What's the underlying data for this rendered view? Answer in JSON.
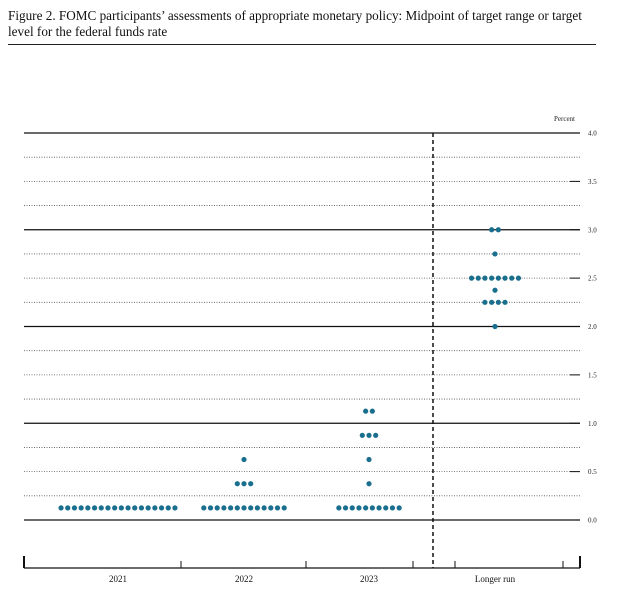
{
  "figure": {
    "title": "Figure 2.  FOMC participants’ assessments of appropriate monetary policy:  Midpoint of target range or target level for the federal funds rate"
  },
  "chart_data": {
    "type": "scatter",
    "unit_label": "Percent",
    "ylim": [
      0.0,
      4.0
    ],
    "yticks": [
      "0.0",
      "0.5",
      "1.0",
      "1.5",
      "2.0",
      "2.5",
      "3.0",
      "3.5",
      "4.0"
    ],
    "grid": "dotted every 0.25, solid every 1.0",
    "groups": [
      {
        "label": "2021",
        "points": [
          {
            "y": 0.125,
            "count": 18
          }
        ]
      },
      {
        "label": "2022",
        "points": [
          {
            "y": 0.125,
            "count": 13
          },
          {
            "y": 0.375,
            "count": 3
          },
          {
            "y": 0.625,
            "count": 1
          }
        ]
      },
      {
        "label": "2023",
        "points": [
          {
            "y": 0.125,
            "count": 10
          },
          {
            "y": 0.375,
            "count": 1
          },
          {
            "y": 0.625,
            "count": 1
          },
          {
            "y": 0.875,
            "count": 3
          },
          {
            "y": 1.125,
            "count": 2
          }
        ]
      },
      {
        "label": "Longer run",
        "points": [
          {
            "y": 2.0,
            "count": 1
          },
          {
            "y": 2.25,
            "count": 4
          },
          {
            "y": 2.375,
            "count": 1
          },
          {
            "y": 2.5,
            "count": 8
          },
          {
            "y": 2.75,
            "count": 1
          },
          {
            "y": 3.0,
            "count": 2
          }
        ]
      }
    ],
    "dot_color": "#1a6f8e"
  }
}
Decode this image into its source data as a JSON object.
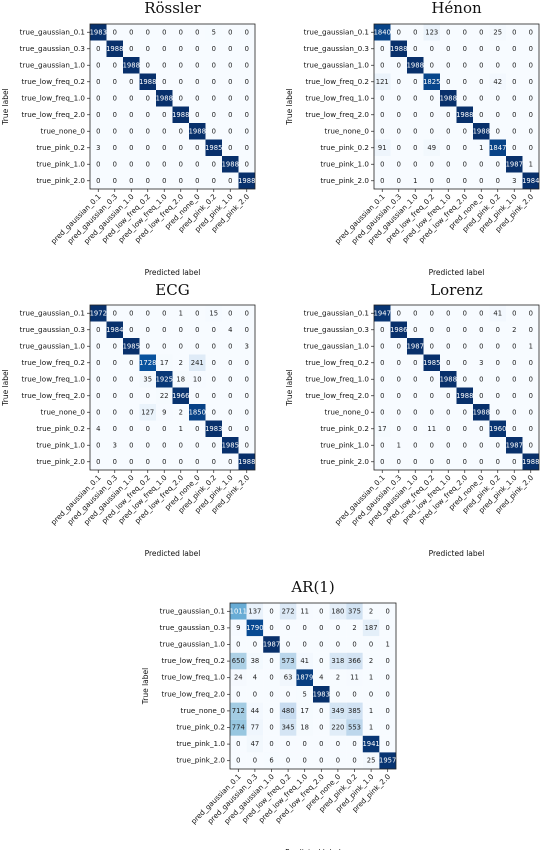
{
  "colormap": {
    "low": "#f7fbff",
    "high": "#08306b",
    "text_dark": "#222222",
    "text_light": "#ffffff"
  },
  "chart_data": [
    {
      "type": "heatmap",
      "title": "Rössler",
      "xlabel": "Predicted label",
      "ylabel": "True label",
      "x_categories": [
        "pred_gaussian_0.1",
        "pred_gaussian_0.3",
        "pred_gaussian_1.0",
        "pred_low_freq_0.2",
        "pred_low_freq_1.0",
        "pred_low_freq_2.0",
        "pred_none_0",
        "pred_pink_0.2",
        "pred_pink_1.0",
        "pred_pink_2.0"
      ],
      "y_categories": [
        "true_gaussian_0.1",
        "true_gaussian_0.3",
        "true_gaussian_1.0",
        "true_low_freq_0.2",
        "true_low_freq_1.0",
        "true_low_freq_2.0",
        "true_none_0",
        "true_pink_0.2",
        "true_pink_1.0",
        "true_pink_2.0"
      ],
      "values": [
        [
          1983,
          0,
          0,
          0,
          0,
          0,
          0,
          5,
          0,
          0
        ],
        [
          0,
          1988,
          0,
          0,
          0,
          0,
          0,
          0,
          0,
          0
        ],
        [
          0,
          0,
          1988,
          0,
          0,
          0,
          0,
          0,
          0,
          0
        ],
        [
          0,
          0,
          0,
          1988,
          0,
          0,
          0,
          0,
          0,
          0
        ],
        [
          0,
          0,
          0,
          0,
          1988,
          0,
          0,
          0,
          0,
          0
        ],
        [
          0,
          0,
          0,
          0,
          0,
          1988,
          0,
          0,
          0,
          0
        ],
        [
          0,
          0,
          0,
          0,
          0,
          0,
          1988,
          0,
          0,
          0
        ],
        [
          3,
          0,
          0,
          0,
          0,
          0,
          0,
          1985,
          0,
          0
        ],
        [
          0,
          0,
          0,
          0,
          0,
          0,
          0,
          0,
          1988,
          0
        ],
        [
          0,
          0,
          0,
          0,
          0,
          0,
          0,
          0,
          0,
          1988
        ]
      ]
    },
    {
      "type": "heatmap",
      "title": "Hénon",
      "xlabel": "Predicted label",
      "ylabel": "True label",
      "x_categories": [
        "pred_gaussian_0.1",
        "pred_gaussian_0.3",
        "pred_gaussian_1.0",
        "pred_low_freq_0.2",
        "pred_low_freq_1.0",
        "pred_low_freq_2.0",
        "pred_none_0",
        "pred_pink_0.2",
        "pred_pink_1.0",
        "pred_pink_2.0"
      ],
      "y_categories": [
        "true_gaussian_0.1",
        "true_gaussian_0.3",
        "true_gaussian_1.0",
        "true_low_freq_0.2",
        "true_low_freq_1.0",
        "true_low_freq_2.0",
        "true_none_0",
        "true_pink_0.2",
        "true_pink_1.0",
        "true_pink_2.0"
      ],
      "values": [
        [
          1840,
          0,
          0,
          123,
          0,
          0,
          0,
          25,
          0,
          0
        ],
        [
          0,
          1988,
          0,
          0,
          0,
          0,
          0,
          0,
          0,
          0
        ],
        [
          0,
          0,
          1988,
          0,
          0,
          0,
          0,
          0,
          0,
          0
        ],
        [
          121,
          0,
          0,
          1825,
          0,
          0,
          0,
          42,
          0,
          0
        ],
        [
          0,
          0,
          0,
          0,
          1988,
          0,
          0,
          0,
          0,
          0
        ],
        [
          0,
          0,
          0,
          0,
          0,
          1988,
          0,
          0,
          0,
          0
        ],
        [
          0,
          0,
          0,
          0,
          0,
          0,
          1988,
          0,
          0,
          0
        ],
        [
          91,
          0,
          0,
          49,
          0,
          0,
          1,
          1847,
          0,
          0
        ],
        [
          0,
          0,
          0,
          0,
          0,
          0,
          0,
          0,
          1987,
          1
        ],
        [
          0,
          0,
          1,
          0,
          0,
          0,
          0,
          0,
          3,
          1984
        ]
      ]
    },
    {
      "type": "heatmap",
      "title": "ECG",
      "xlabel": "Predicted label",
      "ylabel": "True label",
      "x_categories": [
        "pred_gaussian_0.1",
        "pred_gaussian_0.3",
        "pred_gaussian_1.0",
        "pred_low_freq_0.2",
        "pred_low_freq_1.0",
        "pred_low_freq_2.0",
        "pred_none_0",
        "pred_pink_0.2",
        "pred_pink_1.0",
        "pred_pink_2.0"
      ],
      "y_categories": [
        "true_gaussian_0.1",
        "true_gaussian_0.3",
        "true_gaussian_1.0",
        "true_low_freq_0.2",
        "true_low_freq_1.0",
        "true_low_freq_2.0",
        "true_none_0",
        "true_pink_0.2",
        "true_pink_1.0",
        "true_pink_2.0"
      ],
      "values": [
        [
          1972,
          0,
          0,
          0,
          0,
          1,
          0,
          15,
          0,
          0
        ],
        [
          0,
          1984,
          0,
          0,
          0,
          0,
          0,
          0,
          4,
          0
        ],
        [
          0,
          0,
          1985,
          0,
          0,
          0,
          0,
          0,
          0,
          3
        ],
        [
          0,
          0,
          0,
          1728,
          17,
          2,
          241,
          0,
          0,
          0
        ],
        [
          0,
          0,
          0,
          35,
          1925,
          18,
          10,
          0,
          0,
          0
        ],
        [
          0,
          0,
          0,
          0,
          22,
          1966,
          0,
          0,
          0,
          0
        ],
        [
          0,
          0,
          0,
          127,
          9,
          2,
          1850,
          0,
          0,
          0
        ],
        [
          4,
          0,
          0,
          0,
          0,
          1,
          0,
          1983,
          0,
          0
        ],
        [
          0,
          3,
          0,
          0,
          0,
          0,
          0,
          0,
          1985,
          0
        ],
        [
          0,
          0,
          0,
          0,
          0,
          0,
          0,
          0,
          0,
          1988
        ]
      ]
    },
    {
      "type": "heatmap",
      "title": "Lorenz",
      "xlabel": "Predicted label",
      "ylabel": "True label",
      "x_categories": [
        "pred_gaussian_0.1",
        "pred_gaussian_0.3",
        "pred_gaussian_1.0",
        "pred_low_freq_0.2",
        "pred_low_freq_1.0",
        "pred_low_freq_2.0",
        "pred_none_0",
        "pred_pink_0.2",
        "pred_pink_1.0",
        "pred_pink_2.0"
      ],
      "y_categories": [
        "true_gaussian_0.1",
        "true_gaussian_0.3",
        "true_gaussian_1.0",
        "true_low_freq_0.2",
        "true_low_freq_1.0",
        "true_low_freq_2.0",
        "true_none_0",
        "true_pink_0.2",
        "true_pink_1.0",
        "true_pink_2.0"
      ],
      "values": [
        [
          1947,
          0,
          0,
          0,
          0,
          0,
          0,
          41,
          0,
          0
        ],
        [
          0,
          1986,
          0,
          0,
          0,
          0,
          0,
          0,
          2,
          0
        ],
        [
          0,
          0,
          1987,
          0,
          0,
          0,
          0,
          0,
          0,
          1
        ],
        [
          0,
          0,
          0,
          1985,
          0,
          0,
          3,
          0,
          0,
          0
        ],
        [
          0,
          0,
          0,
          0,
          1988,
          0,
          0,
          0,
          0,
          0
        ],
        [
          0,
          0,
          0,
          0,
          0,
          1988,
          0,
          0,
          0,
          0
        ],
        [
          0,
          0,
          0,
          0,
          0,
          0,
          1988,
          0,
          0,
          0
        ],
        [
          17,
          0,
          0,
          11,
          0,
          0,
          0,
          1960,
          0,
          0
        ],
        [
          0,
          1,
          0,
          0,
          0,
          0,
          0,
          0,
          1987,
          0
        ],
        [
          0,
          0,
          0,
          0,
          0,
          0,
          0,
          0,
          0,
          1988
        ]
      ]
    },
    {
      "type": "heatmap",
      "title": "AR(1)",
      "xlabel": "Predicted label",
      "ylabel": "True label",
      "x_categories": [
        "pred_gaussian_0.1",
        "pred_gaussian_0.3",
        "pred_gaussian_1.0",
        "pred_low_freq_0.2",
        "pred_low_freq_1.0",
        "pred_low_freq_2.0",
        "pred_none_0",
        "pred_pink_0.2",
        "pred_pink_1.0",
        "pred_pink_2.0"
      ],
      "y_categories": [
        "true_gaussian_0.1",
        "true_gaussian_0.3",
        "true_gaussian_1.0",
        "true_low_freq_0.2",
        "true_low_freq_1.0",
        "true_low_freq_2.0",
        "true_none_0",
        "true_pink_0.2",
        "true_pink_1.0",
        "true_pink_2.0"
      ],
      "values": [
        [
          1011,
          137,
          0,
          272,
          11,
          0,
          180,
          375,
          2,
          0
        ],
        [
          9,
          1790,
          0,
          0,
          0,
          0,
          0,
          2,
          187,
          0
        ],
        [
          0,
          0,
          1987,
          0,
          0,
          0,
          0,
          0,
          0,
          1
        ],
        [
          650,
          38,
          0,
          573,
          41,
          0,
          318,
          366,
          2,
          0
        ],
        [
          24,
          4,
          0,
          63,
          1879,
          4,
          2,
          11,
          1,
          0
        ],
        [
          0,
          0,
          0,
          0,
          5,
          1983,
          0,
          0,
          0,
          0
        ],
        [
          712,
          44,
          0,
          480,
          17,
          0,
          349,
          385,
          1,
          0
        ],
        [
          774,
          77,
          0,
          345,
          18,
          0,
          220,
          553,
          1,
          0
        ],
        [
          0,
          47,
          0,
          0,
          0,
          0,
          0,
          0,
          1941,
          0
        ],
        [
          0,
          0,
          6,
          0,
          0,
          0,
          0,
          0,
          25,
          1957
        ]
      ]
    }
  ]
}
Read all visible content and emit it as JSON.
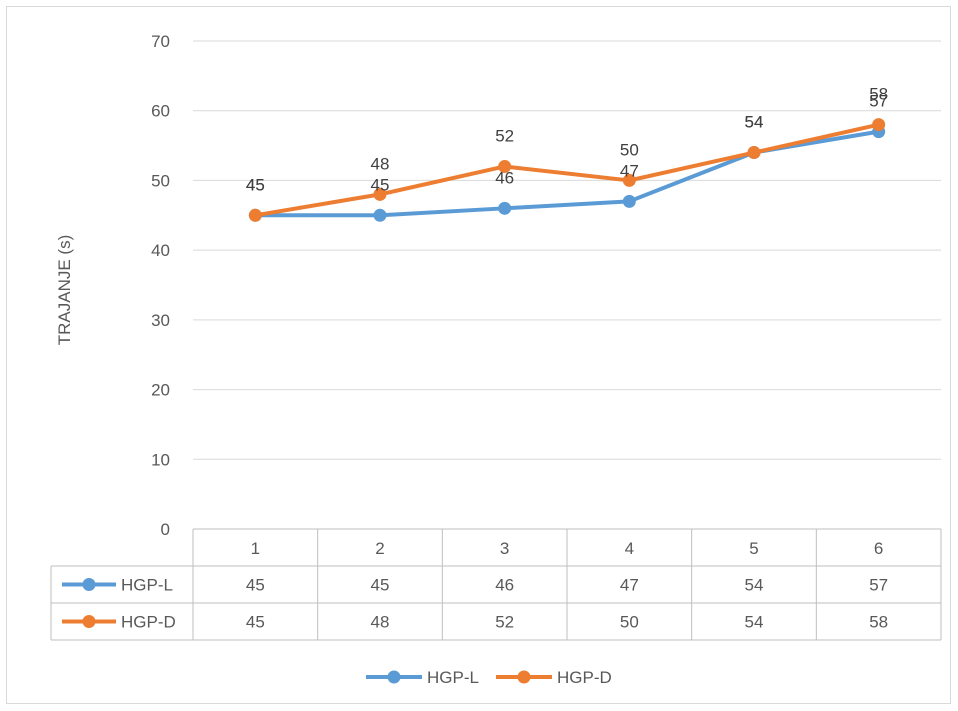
{
  "chart_data": {
    "type": "line",
    "categories": [
      "1",
      "2",
      "3",
      "4",
      "5",
      "6"
    ],
    "series": [
      {
        "name": "HGP-L",
        "color": "#5b9bd5",
        "values": [
          45,
          45,
          46,
          47,
          54,
          57
        ]
      },
      {
        "name": "HGP-D",
        "color": "#ed7d31",
        "values": [
          45,
          48,
          52,
          50,
          54,
          58
        ]
      }
    ],
    "title": "",
    "xlabel": "",
    "ylabel": "TRAJANJE (s)",
    "ylim": [
      0,
      70
    ],
    "yticks": [
      0,
      10,
      20,
      30,
      40,
      50,
      60,
      70
    ],
    "grid": true,
    "data_table": true,
    "legend_position": "bottom"
  }
}
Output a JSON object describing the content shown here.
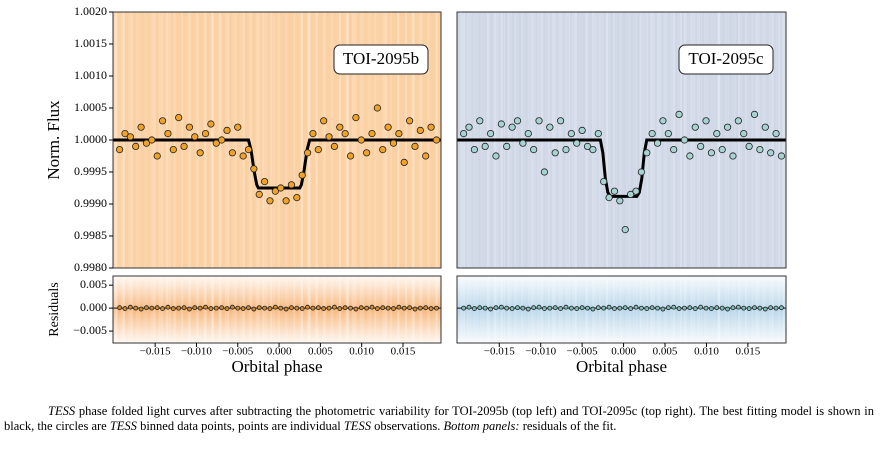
▬▬▬
Directions for this task. Return every line above that contains the word "content".

Response for this exercise.
Read all visible content and emit it as JSON.
Output a JSON object describing the content shown here.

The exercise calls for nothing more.